• STATED TASK
Check every line below for the string "frac", and copy the lines that contain it.

• RECORDS SHOWN
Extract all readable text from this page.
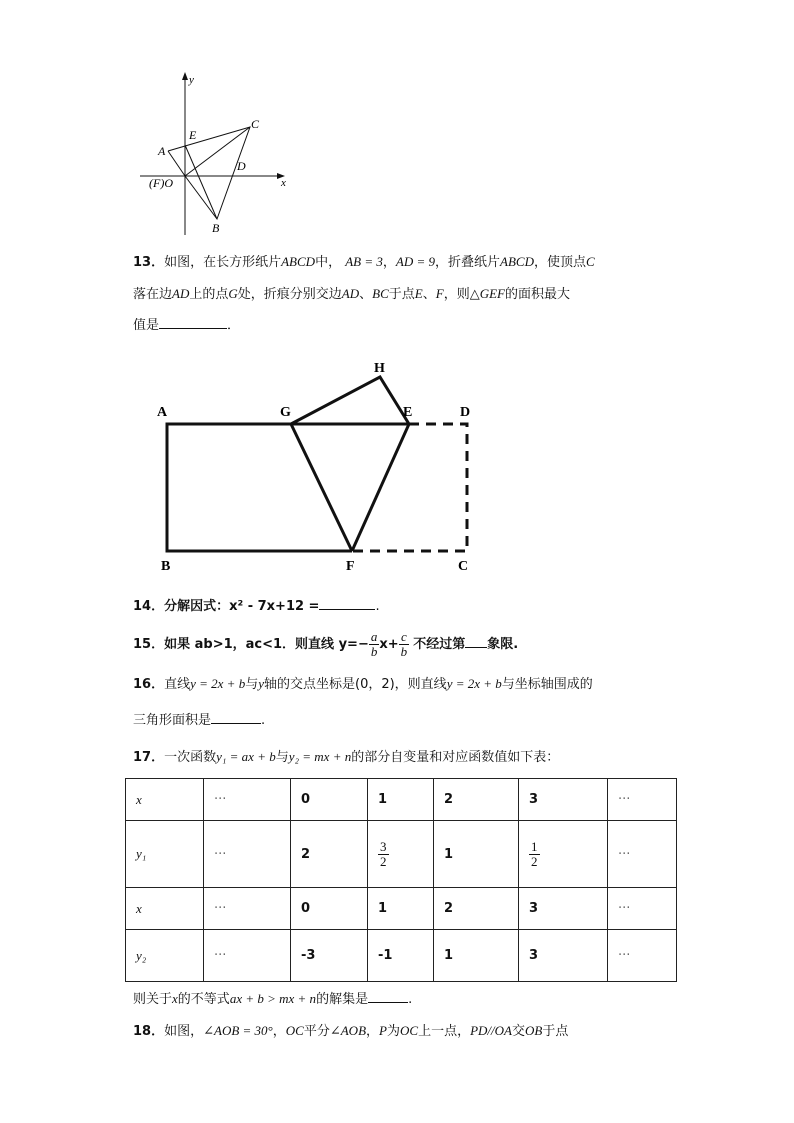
y
x
A
C
E
D
B
(F)O
13．如图，在长方形纸片ABCD中， AB = 3，AD = 9，折叠纸片ABCD，使顶点C
落在边AD上的点G处，折痕分别交边AD、BC于点E、F，则△GEF的面积最大
值是	．
A	G	E	D
H
B	F	C
14．分解因式：x² - 7x+12 =	.
15．如果 ab>1，ac<1．则直线 $y=- \frac{a}{b} x+ \frac{c}{b}$ 不经过第 象限.
16．直线y = 2x + b与y轴的交点坐标是(0，2)，则直线y = 2x + b与坐标轴围成的
三角形面积是	.
17．一次函数y₁ = ax + b与y₂ = mx + n的部分自变量和对应函数值如下表：
x	···	0	1	2	3	···
y₁	···	2	$\frac{3}{2}$	1	$\frac{1}{2}$	···
x	···	0	1	2	3	···
y₂	···	-3	-1	1	3	···
则关于x的不等式ax + b > mx + n的解集是	.
18．如图，∠AOB = 30°，OC平分∠AOB，P为OC上一点，PD//OA交OB于点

• RESPONSE
15．如果 ab>1，ac<1．则直线 $y=- \frac{a}{b} x+ \frac{c}{b}$ 不经过第 象限.
y₁	···	2	$\frac{3}{2}$	1	$\frac{1}{2}$	···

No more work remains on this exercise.